#### MATERIAL FOR THE TASK:

--

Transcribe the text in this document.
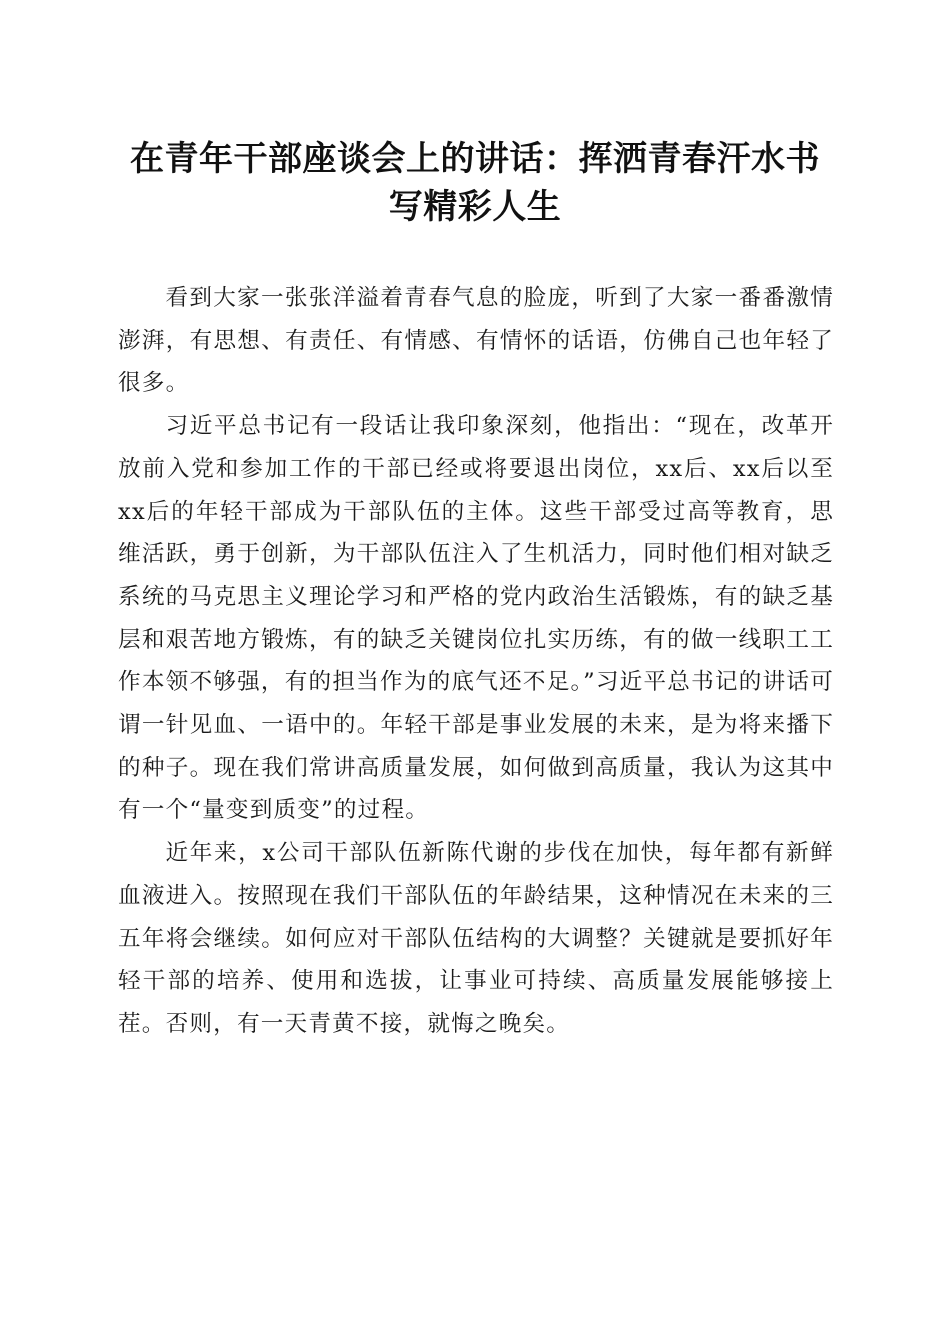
在青年干部座谈会上的讲话：挥洒青春汗水书写精彩人生

看到大家一张张洋溢着青春气息的脸庞，听到了大家一番番激情澎湃，有思想、有责任、有情感、有情怀的话语，仿佛自己也年轻了很多。

习近平总书记有一段话让我印象深刻，他指出：“现在，改革开放前入党和参加工作的干部已经或将要退出岗位，xx后、xx后以至xx后的年轻干部成为干部队伍的主体。这些干部受过高等教育，思维活跃，勇于创新，为干部队伍注入了生机活力，同时他们相对缺乏系统的马克思主义理论学习和严格的党内政治生活锻炼，有的缺乏基层和艰苦地方锻炼，有的缺乏关键岗位扎实历练，有的做一线职工工作本领不够强，有的担当作为的底气还不足。”习近平总书记的讲话可谓一针见血、一语中的。年轻干部是事业发展的未来，是为将来播下的种子。现在我们常讲高质量发展，如何做到高质量，我认为这其中有一个“量变到质变”的过程。

近年来，x公司干部队伍新陈代谢的步伐在加快，每年都有新鲜血液进入。按照现在我们干部队伍的年龄结果，这种情况在未来的三五年将会继续。如何应对干部队伍结构的大调整？关键就是要抓好年轻干部的培养、使用和选拔，让事业可持续、高质量发展能够接上茬。否则，有一天青黄不接，就悔之晚矣。
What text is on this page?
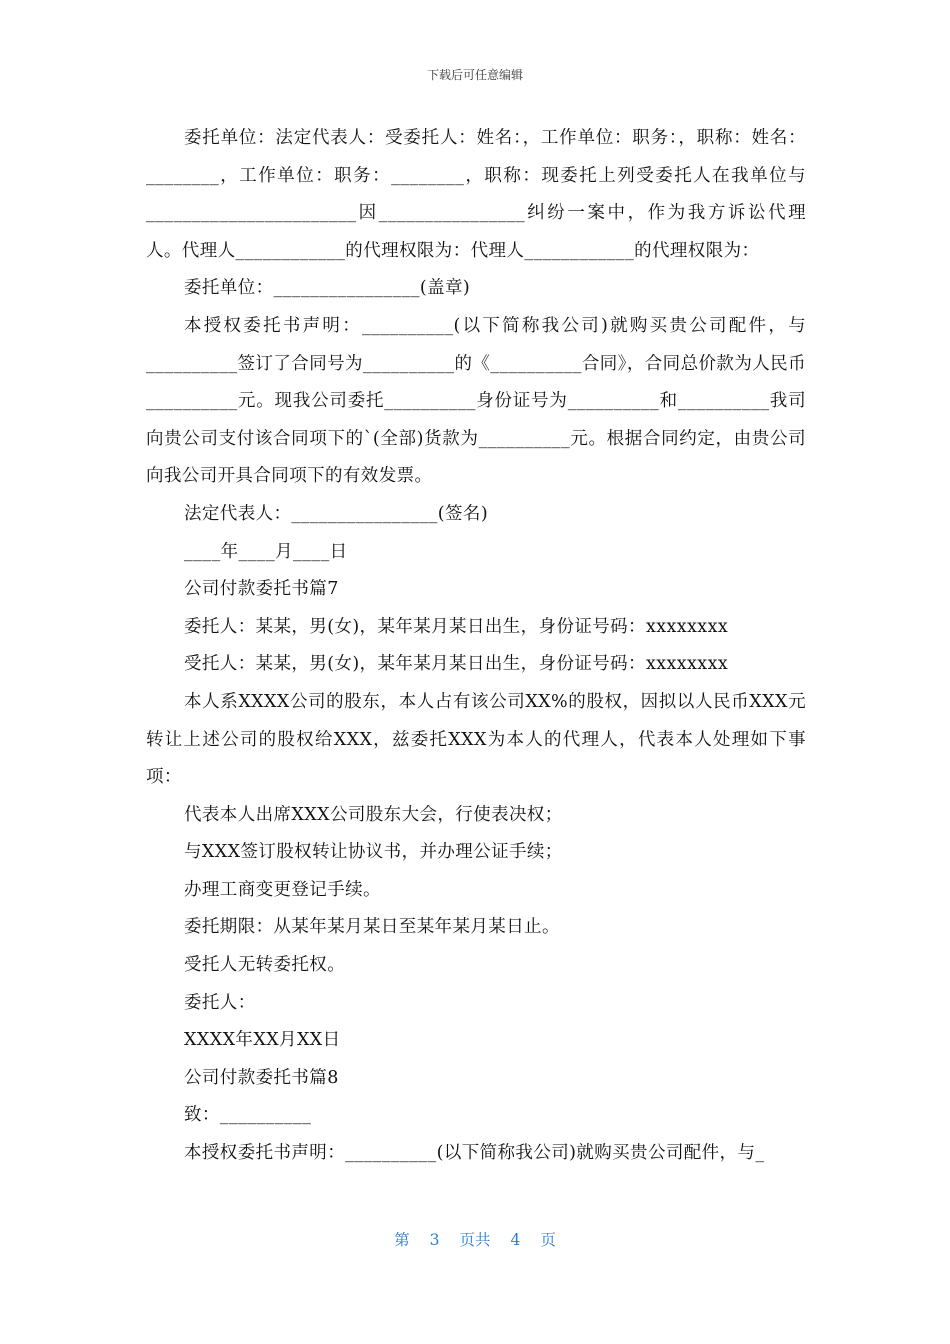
下载后可任意编辑

委托单位：法定代表人：受委托人：姓名：，工作单位：职务：，职称：姓名：________，工作单位：职务：________，职称：现委托上列受委托人在我单位与_______________________因________________纠纷一案中，作为我方诉讼代理人。代理人____________的代理权限为：代理人____________的代理权限为：

委托单位：________________(盖章)

本授权委托书声明：__________(以下简称我公司)就购买贵公司配件，与__________签订了合同号为__________的《__________合同》，合同总价款为人民币__________元。现我公司委托__________身份证号为__________和__________我司向贵公司支付该合同项下的`(全部)货款为__________元。根据合同约定，由贵公司向我公司开具合同项下的有效发票。

法定代表人：________________(签名)

____年____月____日

公司付款委托书篇7

委托人：某某，男(女)，某年某月某日出生，身份证号码：xxxxxxxx

受托人：某某，男(女)，某年某月某日出生，身份证号码：xxxxxxxx

本人系XXXX公司的股东，本人占有该公司XX%的股权，因拟以人民币XXX元转让上述公司的股权给XXX，兹委托XXX为本人的代理人，代表本人处理如下事项：

代表本人出席XXX公司股东大会，行使表决权；

与XXX签订股权转让协议书，并办理公证手续；

办理工商变更登记手续。

委托期限：从某年某月某日至某年某月某日止。

受托人无转委托权。

委托人：

XXXX年XX月XX日

公司付款委托书篇8

致：__________

本授权委托书声明：__________(以下简称我公司)就购买贵公司配件，与_

第 3 页共 4 页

--

#### EXERCISE PROMPT:
Leave out the pictures and transcribe everything else exactly.

#### TASK ANSWER:
Transcribe the text in this document.
在青年干部座谈会上的讲话：挥洒青春汗水书写精彩人生

看到大家一张张洋溢着青春气息的脸庞，听到了大家一番番激情澎湃，有思想、有责任、有情感、有情怀的话语，仿佛自己也年轻了很多。

习近平总书记有一段话让我印象深刻，他指出：“现在，改革开放前入党和参加工作的干部已经或将要退出岗位，xx后、xx后以至xx后的年轻干部成为干部队伍的主体。这些干部受过高等教育，思维活跃，勇于创新，为干部队伍注入了生机活力，同时他们相对缺乏系统的马克思主义理论学习和严格的党内政治生活锻炼，有的缺乏基层和艰苦地方锻炼，有的缺乏关键岗位扎实历练，有的做一线职工工作本领不够强，有的担当作为的底气还不足。”习近平总书记的讲话可谓一针见血、一语中的。年轻干部是事业发展的未来，是为将来播下的种子。现在我们常讲高质量发展，如何做到高质量，我认为这其中有一个“量变到质变”的过程。

近年来，x公司干部队伍新陈代谢的步伐在加快，每年都有新鲜血液进入。按照现在我们干部队伍的年龄结果，这种情况在未来的三五年将会继续。如何应对干部队伍结构的大调整？关键就是要抓好年轻干部的培养、使用和选拔，让事业可持续、高质量发展能够接上茬。否则，有一天青黄不接，就悔之晚矣。
What text is on this page?
下载后可任意编辑

委托单位：法定代表人：受委托人：姓名：，工作单位：职务：，职称：姓名：________，工作单位：职务：________，职称：现委托上列受委托人在我单位与_______________________因________________纠纷一案中，作为我方诉讼代理人。代理人____________的代理权限为：代理人____________的代理权限为：

委托单位：________________(盖章)

本授权委托书声明：__________(以下简称我公司)就购买贵公司配件，与__________签订了合同号为__________的《__________合同》，合同总价款为人民币__________元。现我公司委托__________身份证号为__________和__________我司向贵公司支付该合同项下的`(全部)货款为__________元。根据合同约定，由贵公司向我公司开具合同项下的有效发票。

法定代表人：________________(签名)

____年____月____日

公司付款委托书篇7

委托人：某某，男(女)，某年某月某日出生，身份证号码：xxxxxxxx

受托人：某某，男(女)，某年某月某日出生，身份证号码：xxxxxxxx

本人系XXXX公司的股东，本人占有该公司XX%的股权，因拟以人民币XXX元转让上述公司的股权给XXX，兹委托XXX为本人的代理人，代表本人处理如下事项：

代表本人出席XXX公司股东大会，行使表决权；

与XXX签订股权转让协议书，并办理公证手续；

办理工商变更登记手续。

委托期限：从某年某月某日至某年某月某日止。

受托人无转委托权。

委托人：

XXXX年XX月XX日

公司付款委托书篇8

致：__________

本授权委托书声明：__________(以下简称我公司)就购买贵公司配件，与_

第 3 页共 4 页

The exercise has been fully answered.